§ TASK DESCRIPTION
Could you print every record below exactly as it appears?

(Stored entries)

──────────────────────────────

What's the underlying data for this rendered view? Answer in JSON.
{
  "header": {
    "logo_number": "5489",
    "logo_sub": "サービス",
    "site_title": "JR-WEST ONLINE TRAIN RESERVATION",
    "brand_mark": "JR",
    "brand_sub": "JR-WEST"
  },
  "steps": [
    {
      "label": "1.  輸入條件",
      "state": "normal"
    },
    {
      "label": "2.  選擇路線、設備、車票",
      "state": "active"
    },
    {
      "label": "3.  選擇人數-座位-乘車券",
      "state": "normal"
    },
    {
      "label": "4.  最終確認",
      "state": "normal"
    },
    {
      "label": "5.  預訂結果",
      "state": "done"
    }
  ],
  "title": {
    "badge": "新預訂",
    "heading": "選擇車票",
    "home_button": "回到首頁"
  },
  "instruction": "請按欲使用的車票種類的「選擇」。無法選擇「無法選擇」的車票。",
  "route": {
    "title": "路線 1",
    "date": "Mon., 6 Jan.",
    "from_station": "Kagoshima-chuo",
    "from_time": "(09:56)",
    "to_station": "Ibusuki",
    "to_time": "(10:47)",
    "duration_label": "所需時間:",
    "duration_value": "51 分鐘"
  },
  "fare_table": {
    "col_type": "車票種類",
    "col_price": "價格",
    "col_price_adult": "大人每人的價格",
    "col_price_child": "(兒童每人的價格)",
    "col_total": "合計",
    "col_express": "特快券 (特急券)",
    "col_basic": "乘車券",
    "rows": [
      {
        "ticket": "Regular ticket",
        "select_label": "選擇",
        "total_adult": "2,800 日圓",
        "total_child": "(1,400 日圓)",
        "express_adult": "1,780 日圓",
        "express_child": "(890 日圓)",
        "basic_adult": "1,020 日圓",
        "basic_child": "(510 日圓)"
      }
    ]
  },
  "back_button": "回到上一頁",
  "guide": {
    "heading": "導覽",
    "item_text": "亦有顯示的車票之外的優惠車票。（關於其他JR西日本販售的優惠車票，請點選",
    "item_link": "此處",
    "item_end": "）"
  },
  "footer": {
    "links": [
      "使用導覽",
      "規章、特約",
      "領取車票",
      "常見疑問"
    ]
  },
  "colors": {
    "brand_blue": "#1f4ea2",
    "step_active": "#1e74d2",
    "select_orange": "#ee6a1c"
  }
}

──────────────────────────────

§ EXPECTED ANSWER
What's the underlying data for this rendered view? Answer in JSON.
{
  "header": {
    "logo_number": "5489",
    "logo_sub": "サービス",
    "site_title": "JR-WEST ONLINE TRAIN RESERVATION",
    "brand_mark": "JR",
    "brand_sub": "JR-WEST"
  },
  "steps": [
    {
      "label": "1.  輸入條件",
      "state": "normal"
    },
    {
      "label": "2.  選擇路線、設備、車票",
      "state": "active"
    },
    {
      "label": "3.  選擇人數-座位-乘車券",
      "state": "normal"
    },
    {
      "label": "4.  最終確認",
      "state": "normal"
    },
    {
      "label": "5.  預訂結果",
      "state": "done"
    }
  ],
  "title": {
    "badge": "新預訂",
    "heading": "選擇車票",
    "home_button": "回到首頁"
  },
  "instruction": "請按欲使用的車票種類的「選擇」。無法選擇「無法選擇」的車票。",
  "route": {
    "title": "路線 1",
    "date": "Mon., 6 Jan.",
    "from_station": "Kagoshima-chuo",
    "from_time": "(09:56)",
    "to_station": "Ibusuki",
    "to_time": "(10:47)",
    "duration_label": "所需時間:",
    "duration_value": "51 分鐘"
  },
  "fare_table": {
    "col_type": "車票種類",
    "col_price": "價格",
    "col_price_adult": "大人每人的價格",
    "col_price_child": "(兒童每人的價格)",
    "col_total": "合計",
    "col_express": "特快券 (特急券)",
    "col_basic": "乘車券",
    "rows": [
      {
        "ticket": "Regular ticket",
        "select_label": "選擇",
        "total_adult": "2,800 日圓",
        "total_child": "(1,400 日圓)",
        "express_adult": "1,780 日圓",
        "express_child": "(890 日圓)",
        "basic_adult": "1,020 日圓",
        "basic_child": "(510 日圓)"
      }
    ]
  },
  "back_button": "回到上一頁",
  "guide": {
    "heading": "導覽",
    "item_text": "亦有顯示的車票之外的優惠車票。（關於其他JR西日本販售的優惠車票，請點選",
    "item_link": "此處",
    "item_end": "）"
  },
  "footer": {
    "links": [
      "使用導覽",
      "規章、特約",
      "領取車票",
      "常見疑問"
    ]
  },
  "colors": {
    "brand_blue": "#1f4ea2",
    "step_active": "#1e74d2",
    "select_orange": "#ee6a1c"
  }
}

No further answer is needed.